_WHAT IS BEING ASKED_
Return each line of the data below exactly, omitting any pictures.

_SUPPLIED RECORDS_

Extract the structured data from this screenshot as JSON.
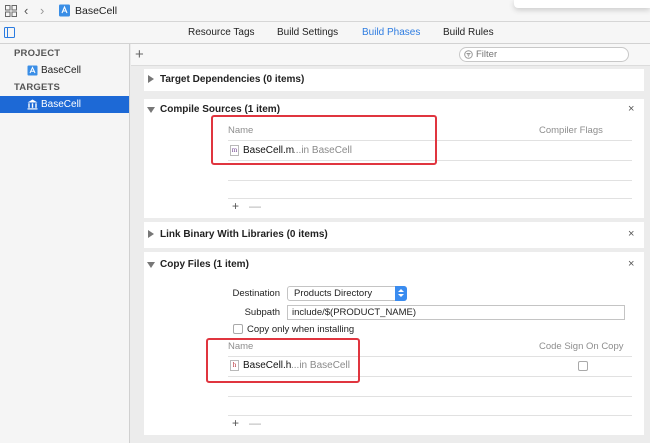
{
  "jumpbar": {
    "breadcrumb": "BaseCell"
  },
  "tabs": [
    {
      "label": "Resource Tags"
    },
    {
      "label": "Build Settings"
    },
    {
      "label": "Build Phases"
    },
    {
      "label": "Build Rules"
    }
  ],
  "active_tab": "Build Phases",
  "sidebar": {
    "project_header": "PROJECT",
    "project_item": "BaseCell",
    "targets_header": "TARGETS",
    "target_item": "BaseCell"
  },
  "search": {
    "placeholder": "Filter"
  },
  "phases": {
    "target_dependencies": {
      "title": "Target Dependencies (0 items)"
    },
    "compile_sources": {
      "title": "Compile Sources (1 item)",
      "col_name": "Name",
      "col_flags": "Compiler Flags",
      "file_icon": "m",
      "file_name": "BaseCell.m",
      "file_location": "...in BaseCell"
    },
    "link_binary": {
      "title": "Link Binary With Libraries (0 items)"
    },
    "copy_files": {
      "title": "Copy Files (1 item)",
      "destination_label": "Destination",
      "destination_value": "Products Directory",
      "subpath_label": "Subpath",
      "subpath_value": "include/$(PRODUCT_NAME)",
      "copy_only_label": "Copy only when installing",
      "col_name": "Name",
      "col_codesign": "Code Sign On Copy",
      "file_icon": "h",
      "file_name": "BaseCell.h",
      "file_location": "...in BaseCell"
    }
  },
  "symbols": {
    "close": "×",
    "add": "+",
    "remove": "—",
    "back": "‹",
    "forward": "›"
  },
  "colors": {
    "accent": "#2f7de1",
    "selection": "#1d69d6",
    "annotation": "#e0353f"
  }
}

_TASK RESPONSE_
Extract the structured data from this screenshot as JSON.
{
  "jumpbar": {
    "breadcrumb": "BaseCell"
  },
  "tabs": [
    {
      "label": "Resource Tags"
    },
    {
      "label": "Build Settings"
    },
    {
      "label": "Build Phases"
    },
    {
      "label": "Build Rules"
    }
  ],
  "active_tab": "Build Phases",
  "sidebar": {
    "project_header": "PROJECT",
    "project_item": "BaseCell",
    "targets_header": "TARGETS",
    "target_item": "BaseCell"
  },
  "search": {
    "placeholder": "Filter"
  },
  "phases": {
    "target_dependencies": {
      "title": "Target Dependencies (0 items)"
    },
    "compile_sources": {
      "title": "Compile Sources (1 item)",
      "col_name": "Name",
      "col_flags": "Compiler Flags",
      "file_icon": "m",
      "file_name": "BaseCell.m",
      "file_location": "...in BaseCell"
    },
    "link_binary": {
      "title": "Link Binary With Libraries (0 items)"
    },
    "copy_files": {
      "title": "Copy Files (1 item)",
      "destination_label": "Destination",
      "destination_value": "Products Directory",
      "subpath_label": "Subpath",
      "subpath_value": "include/$(PRODUCT_NAME)",
      "copy_only_label": "Copy only when installing",
      "col_name": "Name",
      "col_codesign": "Code Sign On Copy",
      "file_icon": "h",
      "file_name": "BaseCell.h",
      "file_location": "...in BaseCell"
    }
  },
  "symbols": {
    "close": "×",
    "add": "+",
    "remove": "—",
    "back": "‹",
    "forward": "›"
  },
  "colors": {
    "accent": "#2f7de1",
    "selection": "#1d69d6",
    "annotation": "#e0353f"
  }
}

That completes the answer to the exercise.